[Start Data provided]

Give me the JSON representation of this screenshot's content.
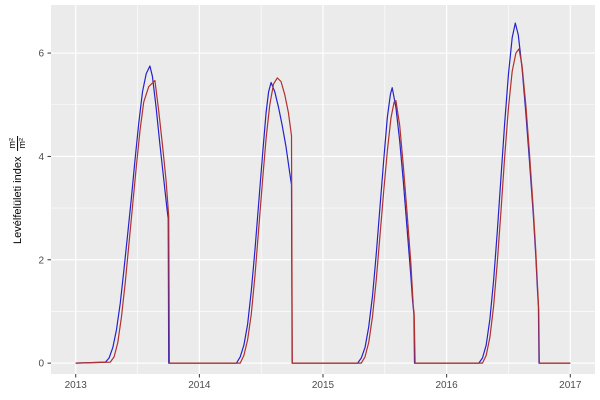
{
  "chart_data": {
    "type": "line",
    "title": "",
    "xlabel": "",
    "ylabel": {
      "text": "Levélfelületi index",
      "frac_top": "m²",
      "frac_bottom": "m²"
    },
    "x_axis": {
      "domain": [
        2012.8,
        2017.2
      ],
      "major_ticks": [
        2013,
        2014,
        2015,
        2016,
        2017
      ],
      "tick_labels": [
        "2013",
        "2014",
        "2015",
        "2016",
        "2017"
      ],
      "minor_ticks": [
        2013.5,
        2014.5,
        2015.5,
        2016.5
      ]
    },
    "y_axis": {
      "domain": [
        -0.21,
        6.93
      ],
      "major_ticks": [
        0,
        2,
        4,
        6
      ],
      "tick_labels": [
        "0",
        "2",
        "4",
        "6"
      ],
      "minor_ticks": [
        1,
        3,
        5
      ]
    },
    "legend": "none",
    "grid": "on",
    "colors": {
      "panel_bg": "#EBEBEB",
      "grid": "#FFFFFF",
      "tick_mark": "#333333",
      "tick_label": "#4D4D4D",
      "series_blue": "#2323CC",
      "series_red": "#B23030"
    },
    "series": [
      {
        "name": "blue-line",
        "color_key": "series_blue",
        "points": [
          [
            2013.0,
            0
          ],
          [
            2013.24,
            0.02
          ],
          [
            2013.27,
            0.1
          ],
          [
            2013.3,
            0.3
          ],
          [
            2013.33,
            0.65
          ],
          [
            2013.36,
            1.15
          ],
          [
            2013.39,
            1.8
          ],
          [
            2013.42,
            2.5
          ],
          [
            2013.45,
            3.2
          ],
          [
            2013.48,
            3.95
          ],
          [
            2013.51,
            4.65
          ],
          [
            2013.54,
            5.25
          ],
          [
            2013.57,
            5.6
          ],
          [
            2013.6,
            5.75
          ],
          [
            2013.62,
            5.55
          ],
          [
            2013.65,
            4.95
          ],
          [
            2013.68,
            4.25
          ],
          [
            2013.71,
            3.6
          ],
          [
            2013.74,
            2.95
          ],
          [
            2013.748,
            2.8
          ],
          [
            2013.752,
            0
          ],
          [
            2014.3,
            0
          ],
          [
            2014.33,
            0.12
          ],
          [
            2014.36,
            0.35
          ],
          [
            2014.39,
            0.75
          ],
          [
            2014.42,
            1.4
          ],
          [
            2014.45,
            2.2
          ],
          [
            2014.48,
            3.1
          ],
          [
            2014.51,
            4.0
          ],
          [
            2014.54,
            4.85
          ],
          [
            2014.56,
            5.25
          ],
          [
            2014.58,
            5.43
          ],
          [
            2014.61,
            5.25
          ],
          [
            2014.64,
            4.95
          ],
          [
            2014.67,
            4.6
          ],
          [
            2014.7,
            4.2
          ],
          [
            2014.73,
            3.7
          ],
          [
            2014.745,
            3.45
          ],
          [
            2014.75,
            0
          ],
          [
            2015.28,
            0
          ],
          [
            2015.31,
            0.1
          ],
          [
            2015.34,
            0.3
          ],
          [
            2015.37,
            0.7
          ],
          [
            2015.4,
            1.3
          ],
          [
            2015.43,
            2.1
          ],
          [
            2015.46,
            3.0
          ],
          [
            2015.49,
            3.9
          ],
          [
            2015.52,
            4.75
          ],
          [
            2015.545,
            5.2
          ],
          [
            2015.56,
            5.33
          ],
          [
            2015.59,
            4.95
          ],
          [
            2015.62,
            4.3
          ],
          [
            2015.65,
            3.5
          ],
          [
            2015.68,
            2.6
          ],
          [
            2015.71,
            1.7
          ],
          [
            2015.725,
            1.2
          ],
          [
            2015.735,
            0.95
          ],
          [
            2015.74,
            0
          ],
          [
            2016.26,
            0
          ],
          [
            2016.29,
            0.1
          ],
          [
            2016.32,
            0.35
          ],
          [
            2016.35,
            0.85
          ],
          [
            2016.38,
            1.6
          ],
          [
            2016.41,
            2.55
          ],
          [
            2016.44,
            3.6
          ],
          [
            2016.47,
            4.65
          ],
          [
            2016.5,
            5.6
          ],
          [
            2016.53,
            6.3
          ],
          [
            2016.555,
            6.58
          ],
          [
            2016.58,
            6.35
          ],
          [
            2016.61,
            5.7
          ],
          [
            2016.64,
            4.85
          ],
          [
            2016.67,
            3.9
          ],
          [
            2016.7,
            2.9
          ],
          [
            2016.72,
            2.1
          ],
          [
            2016.735,
            1.4
          ],
          [
            2016.742,
            1.1
          ],
          [
            2016.747,
            0
          ],
          [
            2017.0,
            0
          ]
        ]
      },
      {
        "name": "red-line",
        "color_key": "series_red",
        "points": [
          [
            2013.0,
            0
          ],
          [
            2013.28,
            0.02
          ],
          [
            2013.31,
            0.12
          ],
          [
            2013.34,
            0.4
          ],
          [
            2013.37,
            0.9
          ],
          [
            2013.4,
            1.55
          ],
          [
            2013.43,
            2.3
          ],
          [
            2013.46,
            3.05
          ],
          [
            2013.49,
            3.8
          ],
          [
            2013.52,
            4.5
          ],
          [
            2013.55,
            5.05
          ],
          [
            2013.59,
            5.35
          ],
          [
            2013.64,
            5.47
          ],
          [
            2013.67,
            4.9
          ],
          [
            2013.7,
            4.25
          ],
          [
            2013.73,
            3.55
          ],
          [
            2013.752,
            2.85
          ],
          [
            2013.758,
            0
          ],
          [
            2014.33,
            0
          ],
          [
            2014.36,
            0.15
          ],
          [
            2014.39,
            0.45
          ],
          [
            2014.42,
            0.95
          ],
          [
            2014.45,
            1.7
          ],
          [
            2014.48,
            2.6
          ],
          [
            2014.51,
            3.5
          ],
          [
            2014.54,
            4.35
          ],
          [
            2014.57,
            5.0
          ],
          [
            2014.6,
            5.4
          ],
          [
            2014.63,
            5.52
          ],
          [
            2014.66,
            5.45
          ],
          [
            2014.69,
            5.2
          ],
          [
            2014.72,
            4.85
          ],
          [
            2014.745,
            4.4
          ],
          [
            2014.752,
            0
          ],
          [
            2015.31,
            0
          ],
          [
            2015.34,
            0.12
          ],
          [
            2015.37,
            0.4
          ],
          [
            2015.4,
            0.9
          ],
          [
            2015.43,
            1.6
          ],
          [
            2015.46,
            2.45
          ],
          [
            2015.49,
            3.3
          ],
          [
            2015.52,
            4.1
          ],
          [
            2015.55,
            4.75
          ],
          [
            2015.575,
            5.05
          ],
          [
            2015.59,
            5.08
          ],
          [
            2015.62,
            4.6
          ],
          [
            2015.65,
            3.8
          ],
          [
            2015.68,
            2.9
          ],
          [
            2015.71,
            1.95
          ],
          [
            2015.73,
            1.1
          ],
          [
            2015.738,
            0.95
          ],
          [
            2015.745,
            0
          ],
          [
            2016.29,
            0
          ],
          [
            2016.32,
            0.15
          ],
          [
            2016.35,
            0.5
          ],
          [
            2016.38,
            1.1
          ],
          [
            2016.41,
            1.95
          ],
          [
            2016.44,
            2.95
          ],
          [
            2016.47,
            4.0
          ],
          [
            2016.5,
            4.95
          ],
          [
            2016.53,
            5.65
          ],
          [
            2016.56,
            6.0
          ],
          [
            2016.585,
            6.08
          ],
          [
            2016.61,
            5.75
          ],
          [
            2016.64,
            5.0
          ],
          [
            2016.67,
            4.05
          ],
          [
            2016.7,
            3.0
          ],
          [
            2016.72,
            2.2
          ],
          [
            2016.735,
            1.5
          ],
          [
            2016.745,
            1.05
          ],
          [
            2016.75,
            0
          ],
          [
            2017.0,
            0
          ]
        ]
      }
    ]
  }
}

[End Data provided]

◆ The task
Copy the entries above faithfully and omit every image.

◆ Correct output
Give me the JSON representation of this screenshot's content.
{
  "chart_data": {
    "type": "line",
    "title": "",
    "xlabel": "",
    "ylabel": {
      "text": "Levélfelületi index",
      "frac_top": "m²",
      "frac_bottom": "m²"
    },
    "x_axis": {
      "domain": [
        2012.8,
        2017.2
      ],
      "major_ticks": [
        2013,
        2014,
        2015,
        2016,
        2017
      ],
      "tick_labels": [
        "2013",
        "2014",
        "2015",
        "2016",
        "2017"
      ],
      "minor_ticks": [
        2013.5,
        2014.5,
        2015.5,
        2016.5
      ]
    },
    "y_axis": {
      "domain": [
        -0.21,
        6.93
      ],
      "major_ticks": [
        0,
        2,
        4,
        6
      ],
      "tick_labels": [
        "0",
        "2",
        "4",
        "6"
      ],
      "minor_ticks": [
        1,
        3,
        5
      ]
    },
    "legend": "none",
    "grid": "on",
    "colors": {
      "panel_bg": "#EBEBEB",
      "grid": "#FFFFFF",
      "tick_mark": "#333333",
      "tick_label": "#4D4D4D",
      "series_blue": "#2323CC",
      "series_red": "#B23030"
    },
    "series": [
      {
        "name": "blue-line",
        "color_key": "series_blue",
        "points": [
          [
            2013.0,
            0
          ],
          [
            2013.24,
            0.02
          ],
          [
            2013.27,
            0.1
          ],
          [
            2013.3,
            0.3
          ],
          [
            2013.33,
            0.65
          ],
          [
            2013.36,
            1.15
          ],
          [
            2013.39,
            1.8
          ],
          [
            2013.42,
            2.5
          ],
          [
            2013.45,
            3.2
          ],
          [
            2013.48,
            3.95
          ],
          [
            2013.51,
            4.65
          ],
          [
            2013.54,
            5.25
          ],
          [
            2013.57,
            5.6
          ],
          [
            2013.6,
            5.75
          ],
          [
            2013.62,
            5.55
          ],
          [
            2013.65,
            4.95
          ],
          [
            2013.68,
            4.25
          ],
          [
            2013.71,
            3.6
          ],
          [
            2013.74,
            2.95
          ],
          [
            2013.748,
            2.8
          ],
          [
            2013.752,
            0
          ],
          [
            2014.3,
            0
          ],
          [
            2014.33,
            0.12
          ],
          [
            2014.36,
            0.35
          ],
          [
            2014.39,
            0.75
          ],
          [
            2014.42,
            1.4
          ],
          [
            2014.45,
            2.2
          ],
          [
            2014.48,
            3.1
          ],
          [
            2014.51,
            4.0
          ],
          [
            2014.54,
            4.85
          ],
          [
            2014.56,
            5.25
          ],
          [
            2014.58,
            5.43
          ],
          [
            2014.61,
            5.25
          ],
          [
            2014.64,
            4.95
          ],
          [
            2014.67,
            4.6
          ],
          [
            2014.7,
            4.2
          ],
          [
            2014.73,
            3.7
          ],
          [
            2014.745,
            3.45
          ],
          [
            2014.75,
            0
          ],
          [
            2015.28,
            0
          ],
          [
            2015.31,
            0.1
          ],
          [
            2015.34,
            0.3
          ],
          [
            2015.37,
            0.7
          ],
          [
            2015.4,
            1.3
          ],
          [
            2015.43,
            2.1
          ],
          [
            2015.46,
            3.0
          ],
          [
            2015.49,
            3.9
          ],
          [
            2015.52,
            4.75
          ],
          [
            2015.545,
            5.2
          ],
          [
            2015.56,
            5.33
          ],
          [
            2015.59,
            4.95
          ],
          [
            2015.62,
            4.3
          ],
          [
            2015.65,
            3.5
          ],
          [
            2015.68,
            2.6
          ],
          [
            2015.71,
            1.7
          ],
          [
            2015.725,
            1.2
          ],
          [
            2015.735,
            0.95
          ],
          [
            2015.74,
            0
          ],
          [
            2016.26,
            0
          ],
          [
            2016.29,
            0.1
          ],
          [
            2016.32,
            0.35
          ],
          [
            2016.35,
            0.85
          ],
          [
            2016.38,
            1.6
          ],
          [
            2016.41,
            2.55
          ],
          [
            2016.44,
            3.6
          ],
          [
            2016.47,
            4.65
          ],
          [
            2016.5,
            5.6
          ],
          [
            2016.53,
            6.3
          ],
          [
            2016.555,
            6.58
          ],
          [
            2016.58,
            6.35
          ],
          [
            2016.61,
            5.7
          ],
          [
            2016.64,
            4.85
          ],
          [
            2016.67,
            3.9
          ],
          [
            2016.7,
            2.9
          ],
          [
            2016.72,
            2.1
          ],
          [
            2016.735,
            1.4
          ],
          [
            2016.742,
            1.1
          ],
          [
            2016.747,
            0
          ],
          [
            2017.0,
            0
          ]
        ]
      },
      {
        "name": "red-line",
        "color_key": "series_red",
        "points": [
          [
            2013.0,
            0
          ],
          [
            2013.28,
            0.02
          ],
          [
            2013.31,
            0.12
          ],
          [
            2013.34,
            0.4
          ],
          [
            2013.37,
            0.9
          ],
          [
            2013.4,
            1.55
          ],
          [
            2013.43,
            2.3
          ],
          [
            2013.46,
            3.05
          ],
          [
            2013.49,
            3.8
          ],
          [
            2013.52,
            4.5
          ],
          [
            2013.55,
            5.05
          ],
          [
            2013.59,
            5.35
          ],
          [
            2013.64,
            5.47
          ],
          [
            2013.67,
            4.9
          ],
          [
            2013.7,
            4.25
          ],
          [
            2013.73,
            3.55
          ],
          [
            2013.752,
            2.85
          ],
          [
            2013.758,
            0
          ],
          [
            2014.33,
            0
          ],
          [
            2014.36,
            0.15
          ],
          [
            2014.39,
            0.45
          ],
          [
            2014.42,
            0.95
          ],
          [
            2014.45,
            1.7
          ],
          [
            2014.48,
            2.6
          ],
          [
            2014.51,
            3.5
          ],
          [
            2014.54,
            4.35
          ],
          [
            2014.57,
            5.0
          ],
          [
            2014.6,
            5.4
          ],
          [
            2014.63,
            5.52
          ],
          [
            2014.66,
            5.45
          ],
          [
            2014.69,
            5.2
          ],
          [
            2014.72,
            4.85
          ],
          [
            2014.745,
            4.4
          ],
          [
            2014.752,
            0
          ],
          [
            2015.31,
            0
          ],
          [
            2015.34,
            0.12
          ],
          [
            2015.37,
            0.4
          ],
          [
            2015.4,
            0.9
          ],
          [
            2015.43,
            1.6
          ],
          [
            2015.46,
            2.45
          ],
          [
            2015.49,
            3.3
          ],
          [
            2015.52,
            4.1
          ],
          [
            2015.55,
            4.75
          ],
          [
            2015.575,
            5.05
          ],
          [
            2015.59,
            5.08
          ],
          [
            2015.62,
            4.6
          ],
          [
            2015.65,
            3.8
          ],
          [
            2015.68,
            2.9
          ],
          [
            2015.71,
            1.95
          ],
          [
            2015.73,
            1.1
          ],
          [
            2015.738,
            0.95
          ],
          [
            2015.745,
            0
          ],
          [
            2016.29,
            0
          ],
          [
            2016.32,
            0.15
          ],
          [
            2016.35,
            0.5
          ],
          [
            2016.38,
            1.1
          ],
          [
            2016.41,
            1.95
          ],
          [
            2016.44,
            2.95
          ],
          [
            2016.47,
            4.0
          ],
          [
            2016.5,
            4.95
          ],
          [
            2016.53,
            5.65
          ],
          [
            2016.56,
            6.0
          ],
          [
            2016.585,
            6.08
          ],
          [
            2016.61,
            5.75
          ],
          [
            2016.64,
            5.0
          ],
          [
            2016.67,
            4.05
          ],
          [
            2016.7,
            3.0
          ],
          [
            2016.72,
            2.2
          ],
          [
            2016.735,
            1.5
          ],
          [
            2016.745,
            1.05
          ],
          [
            2016.75,
            0
          ],
          [
            2017.0,
            0
          ]
        ]
      }
    ]
  }
}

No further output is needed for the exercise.